**Exercise brief:**
Output every record below exactly as it appears.

Collected data
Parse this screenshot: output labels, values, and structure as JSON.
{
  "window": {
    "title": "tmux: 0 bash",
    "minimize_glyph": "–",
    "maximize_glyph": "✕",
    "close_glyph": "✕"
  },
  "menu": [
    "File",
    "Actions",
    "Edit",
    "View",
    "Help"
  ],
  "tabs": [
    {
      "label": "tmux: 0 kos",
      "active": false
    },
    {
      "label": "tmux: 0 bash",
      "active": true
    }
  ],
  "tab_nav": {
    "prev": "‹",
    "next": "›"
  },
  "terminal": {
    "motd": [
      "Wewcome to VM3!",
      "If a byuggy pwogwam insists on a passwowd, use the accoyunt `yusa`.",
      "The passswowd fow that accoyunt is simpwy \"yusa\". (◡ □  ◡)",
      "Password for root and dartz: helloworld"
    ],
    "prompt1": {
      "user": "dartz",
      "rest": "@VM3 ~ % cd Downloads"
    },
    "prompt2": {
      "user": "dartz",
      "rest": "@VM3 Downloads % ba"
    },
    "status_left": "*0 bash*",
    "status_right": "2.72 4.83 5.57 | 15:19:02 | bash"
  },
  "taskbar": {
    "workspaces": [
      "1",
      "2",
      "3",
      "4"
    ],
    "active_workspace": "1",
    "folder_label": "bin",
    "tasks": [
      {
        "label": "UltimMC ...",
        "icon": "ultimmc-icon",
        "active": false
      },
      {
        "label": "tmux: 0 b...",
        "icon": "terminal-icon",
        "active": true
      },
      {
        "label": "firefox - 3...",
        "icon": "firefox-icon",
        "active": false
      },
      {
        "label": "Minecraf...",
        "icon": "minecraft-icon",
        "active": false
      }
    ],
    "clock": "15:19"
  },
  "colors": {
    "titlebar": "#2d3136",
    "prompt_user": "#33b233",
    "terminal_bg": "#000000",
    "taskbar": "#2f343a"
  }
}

**Result of this exercise:**
Parse this screenshot: output labels, values, and structure as JSON.
{
  "window": {
    "title": "tmux: 0 bash",
    "minimize_glyph": "–",
    "maximize_glyph": "✕",
    "close_glyph": "✕"
  },
  "menu": [
    "File",
    "Actions",
    "Edit",
    "View",
    "Help"
  ],
  "tabs": [
    {
      "label": "tmux: 0 kos",
      "active": false
    },
    {
      "label": "tmux: 0 bash",
      "active": true
    }
  ],
  "tab_nav": {
    "prev": "‹",
    "next": "›"
  },
  "terminal": {
    "motd": [
      "Wewcome to VM3!",
      "If a byuggy pwogwam insists on a passwowd, use the accoyunt `yusa`.",
      "The passswowd fow that accoyunt is simpwy \"yusa\". (◡ □  ◡)",
      "Password for root and dartz: helloworld"
    ],
    "prompt1": {
      "user": "dartz",
      "rest": "@VM3 ~ % cd Downloads"
    },
    "prompt2": {
      "user": "dartz",
      "rest": "@VM3 Downloads % ba"
    },
    "status_left": "*0 bash*",
    "status_right": "2.72 4.83 5.57 | 15:19:02 | bash"
  },
  "taskbar": {
    "workspaces": [
      "1",
      "2",
      "3",
      "4"
    ],
    "active_workspace": "1",
    "folder_label": "bin",
    "tasks": [
      {
        "label": "UltimMC ...",
        "icon": "ultimmc-icon",
        "active": false
      },
      {
        "label": "tmux: 0 b...",
        "icon": "terminal-icon",
        "active": true
      },
      {
        "label": "firefox - 3...",
        "icon": "firefox-icon",
        "active": false
      },
      {
        "label": "Minecraf...",
        "icon": "minecraft-icon",
        "active": false
      }
    ],
    "clock": "15:19"
  },
  "colors": {
    "titlebar": "#2d3136",
    "prompt_user": "#33b233",
    "terminal_bg": "#000000",
    "taskbar": "#2f343a"
  }
}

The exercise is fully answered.